Work instructions:
Copy each line holding the string "Read".

Record excerpts:
================================

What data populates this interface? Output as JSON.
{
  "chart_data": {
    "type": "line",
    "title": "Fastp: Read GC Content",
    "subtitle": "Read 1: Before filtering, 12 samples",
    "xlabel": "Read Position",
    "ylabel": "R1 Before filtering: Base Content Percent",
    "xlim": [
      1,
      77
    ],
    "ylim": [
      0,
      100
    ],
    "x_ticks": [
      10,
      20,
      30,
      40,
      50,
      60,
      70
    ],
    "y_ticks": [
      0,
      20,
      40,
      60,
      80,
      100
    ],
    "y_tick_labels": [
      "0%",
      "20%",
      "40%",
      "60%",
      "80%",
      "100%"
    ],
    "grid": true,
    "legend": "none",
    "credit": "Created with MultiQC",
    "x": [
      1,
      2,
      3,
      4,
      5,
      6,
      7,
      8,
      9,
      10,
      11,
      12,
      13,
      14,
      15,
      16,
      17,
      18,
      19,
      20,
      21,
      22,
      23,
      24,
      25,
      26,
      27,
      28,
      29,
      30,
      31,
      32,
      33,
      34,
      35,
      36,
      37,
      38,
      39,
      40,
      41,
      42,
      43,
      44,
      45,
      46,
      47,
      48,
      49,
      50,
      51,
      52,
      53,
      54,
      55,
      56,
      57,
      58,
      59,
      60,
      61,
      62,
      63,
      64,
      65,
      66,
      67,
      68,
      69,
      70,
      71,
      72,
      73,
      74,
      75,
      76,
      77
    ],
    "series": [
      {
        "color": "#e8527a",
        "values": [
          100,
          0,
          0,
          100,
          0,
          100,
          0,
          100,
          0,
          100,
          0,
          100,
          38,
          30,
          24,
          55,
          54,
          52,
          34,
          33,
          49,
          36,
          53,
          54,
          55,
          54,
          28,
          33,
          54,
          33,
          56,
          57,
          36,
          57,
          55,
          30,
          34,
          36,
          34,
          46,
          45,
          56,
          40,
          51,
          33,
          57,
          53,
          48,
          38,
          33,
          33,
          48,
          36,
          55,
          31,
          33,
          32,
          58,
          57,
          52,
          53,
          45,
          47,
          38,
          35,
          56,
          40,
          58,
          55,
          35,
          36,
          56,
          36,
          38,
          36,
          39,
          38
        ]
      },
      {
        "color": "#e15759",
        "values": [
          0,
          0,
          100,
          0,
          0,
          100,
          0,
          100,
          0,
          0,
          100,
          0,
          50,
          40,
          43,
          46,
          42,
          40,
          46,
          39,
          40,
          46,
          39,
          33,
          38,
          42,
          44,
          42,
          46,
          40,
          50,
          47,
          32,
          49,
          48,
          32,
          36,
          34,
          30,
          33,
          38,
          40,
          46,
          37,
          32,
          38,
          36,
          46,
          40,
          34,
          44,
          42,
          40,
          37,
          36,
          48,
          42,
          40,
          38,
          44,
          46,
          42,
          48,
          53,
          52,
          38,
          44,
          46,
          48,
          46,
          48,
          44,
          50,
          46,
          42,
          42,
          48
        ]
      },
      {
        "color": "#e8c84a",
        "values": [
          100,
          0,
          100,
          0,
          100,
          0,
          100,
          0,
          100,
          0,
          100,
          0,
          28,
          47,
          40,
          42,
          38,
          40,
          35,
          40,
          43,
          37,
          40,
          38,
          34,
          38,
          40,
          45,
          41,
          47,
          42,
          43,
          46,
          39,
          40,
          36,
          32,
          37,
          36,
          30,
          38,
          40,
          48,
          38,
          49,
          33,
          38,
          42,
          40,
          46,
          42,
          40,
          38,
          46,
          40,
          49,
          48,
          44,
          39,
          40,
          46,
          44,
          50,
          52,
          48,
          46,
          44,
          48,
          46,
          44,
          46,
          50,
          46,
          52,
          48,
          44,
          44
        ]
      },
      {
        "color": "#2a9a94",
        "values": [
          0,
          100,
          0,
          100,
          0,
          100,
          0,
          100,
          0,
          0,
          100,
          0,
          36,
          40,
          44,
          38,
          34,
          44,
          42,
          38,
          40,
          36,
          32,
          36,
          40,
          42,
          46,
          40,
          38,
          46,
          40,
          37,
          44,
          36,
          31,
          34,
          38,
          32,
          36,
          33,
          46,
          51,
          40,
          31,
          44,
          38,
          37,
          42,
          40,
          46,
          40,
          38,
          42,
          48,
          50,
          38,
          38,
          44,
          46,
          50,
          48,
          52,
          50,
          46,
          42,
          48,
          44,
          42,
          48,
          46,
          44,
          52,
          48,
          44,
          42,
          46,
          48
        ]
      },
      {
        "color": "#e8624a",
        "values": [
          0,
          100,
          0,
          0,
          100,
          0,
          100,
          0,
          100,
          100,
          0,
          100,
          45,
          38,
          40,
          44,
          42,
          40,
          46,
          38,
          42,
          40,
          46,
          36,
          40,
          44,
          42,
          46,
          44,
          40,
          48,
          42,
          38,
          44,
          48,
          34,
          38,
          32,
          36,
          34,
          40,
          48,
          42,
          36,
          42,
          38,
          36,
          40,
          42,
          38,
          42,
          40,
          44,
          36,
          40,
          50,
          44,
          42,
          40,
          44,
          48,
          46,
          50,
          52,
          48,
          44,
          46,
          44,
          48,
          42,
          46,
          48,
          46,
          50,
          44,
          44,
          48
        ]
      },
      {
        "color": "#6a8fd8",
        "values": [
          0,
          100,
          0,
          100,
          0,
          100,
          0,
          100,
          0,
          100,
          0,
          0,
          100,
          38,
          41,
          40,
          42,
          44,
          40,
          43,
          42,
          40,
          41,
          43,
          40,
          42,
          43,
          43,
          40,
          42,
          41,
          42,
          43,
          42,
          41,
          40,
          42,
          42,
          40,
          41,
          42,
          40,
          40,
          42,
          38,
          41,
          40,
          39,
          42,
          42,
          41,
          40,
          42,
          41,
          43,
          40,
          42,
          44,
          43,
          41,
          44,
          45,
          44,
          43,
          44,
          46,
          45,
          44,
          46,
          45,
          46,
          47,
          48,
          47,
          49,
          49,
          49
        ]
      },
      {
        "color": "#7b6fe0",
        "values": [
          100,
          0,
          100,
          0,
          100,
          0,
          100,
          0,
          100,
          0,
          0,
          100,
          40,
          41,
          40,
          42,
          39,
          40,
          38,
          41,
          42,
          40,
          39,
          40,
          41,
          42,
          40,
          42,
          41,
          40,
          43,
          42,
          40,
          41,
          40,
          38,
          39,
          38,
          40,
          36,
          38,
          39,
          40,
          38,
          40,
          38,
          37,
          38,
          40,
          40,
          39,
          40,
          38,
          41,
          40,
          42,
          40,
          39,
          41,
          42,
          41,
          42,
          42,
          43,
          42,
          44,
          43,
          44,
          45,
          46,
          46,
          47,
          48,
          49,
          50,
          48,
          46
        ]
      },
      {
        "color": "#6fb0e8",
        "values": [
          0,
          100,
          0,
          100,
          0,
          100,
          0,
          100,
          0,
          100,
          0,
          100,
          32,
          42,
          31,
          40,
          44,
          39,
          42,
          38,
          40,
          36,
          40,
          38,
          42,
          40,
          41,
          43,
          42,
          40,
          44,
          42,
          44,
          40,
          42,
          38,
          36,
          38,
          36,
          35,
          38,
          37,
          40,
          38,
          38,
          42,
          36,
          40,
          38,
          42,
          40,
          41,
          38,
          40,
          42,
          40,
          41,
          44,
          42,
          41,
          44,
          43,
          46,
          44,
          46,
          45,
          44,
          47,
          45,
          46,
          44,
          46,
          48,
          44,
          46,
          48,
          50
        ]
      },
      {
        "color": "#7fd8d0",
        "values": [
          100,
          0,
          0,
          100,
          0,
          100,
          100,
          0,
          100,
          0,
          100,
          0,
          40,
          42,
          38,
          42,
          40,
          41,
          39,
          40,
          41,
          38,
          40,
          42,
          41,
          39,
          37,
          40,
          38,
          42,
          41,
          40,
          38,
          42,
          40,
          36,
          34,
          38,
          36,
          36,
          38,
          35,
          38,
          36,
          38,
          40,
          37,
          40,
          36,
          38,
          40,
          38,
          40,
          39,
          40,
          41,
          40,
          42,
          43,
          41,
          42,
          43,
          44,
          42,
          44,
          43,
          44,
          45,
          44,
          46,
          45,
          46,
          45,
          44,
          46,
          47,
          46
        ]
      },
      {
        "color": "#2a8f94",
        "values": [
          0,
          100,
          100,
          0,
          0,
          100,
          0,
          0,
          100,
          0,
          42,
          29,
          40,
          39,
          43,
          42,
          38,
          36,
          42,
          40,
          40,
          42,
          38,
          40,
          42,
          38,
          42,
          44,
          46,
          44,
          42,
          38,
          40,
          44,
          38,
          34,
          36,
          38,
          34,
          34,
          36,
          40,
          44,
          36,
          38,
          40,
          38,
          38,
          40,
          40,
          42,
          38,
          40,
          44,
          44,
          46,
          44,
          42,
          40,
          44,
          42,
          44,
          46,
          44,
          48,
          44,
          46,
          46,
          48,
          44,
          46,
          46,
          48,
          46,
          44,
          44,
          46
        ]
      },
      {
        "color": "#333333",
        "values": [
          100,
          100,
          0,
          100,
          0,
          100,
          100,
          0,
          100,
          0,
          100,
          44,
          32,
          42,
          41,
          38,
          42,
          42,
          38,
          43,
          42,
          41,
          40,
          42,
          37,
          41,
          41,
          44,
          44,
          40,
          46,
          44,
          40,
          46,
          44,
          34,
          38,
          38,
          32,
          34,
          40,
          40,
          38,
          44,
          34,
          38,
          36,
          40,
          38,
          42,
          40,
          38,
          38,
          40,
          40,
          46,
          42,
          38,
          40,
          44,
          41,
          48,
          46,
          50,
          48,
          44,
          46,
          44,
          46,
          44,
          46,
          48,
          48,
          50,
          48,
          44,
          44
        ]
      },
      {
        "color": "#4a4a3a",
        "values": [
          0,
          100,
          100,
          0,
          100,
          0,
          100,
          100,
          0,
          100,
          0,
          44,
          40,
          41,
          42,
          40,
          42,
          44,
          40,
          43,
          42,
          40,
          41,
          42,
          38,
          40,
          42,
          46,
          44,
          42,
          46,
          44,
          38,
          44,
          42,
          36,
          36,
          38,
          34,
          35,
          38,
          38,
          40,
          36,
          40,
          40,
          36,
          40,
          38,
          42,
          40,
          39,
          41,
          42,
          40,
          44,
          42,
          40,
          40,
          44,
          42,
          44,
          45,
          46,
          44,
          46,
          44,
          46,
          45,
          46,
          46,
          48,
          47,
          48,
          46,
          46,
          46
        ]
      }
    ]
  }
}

================================

Written response:
    "title": "Fastp: Read GC Content",
    "subtitle": "Read 1: Before filtering, 12 samples",
    "xlabel": "Read Position",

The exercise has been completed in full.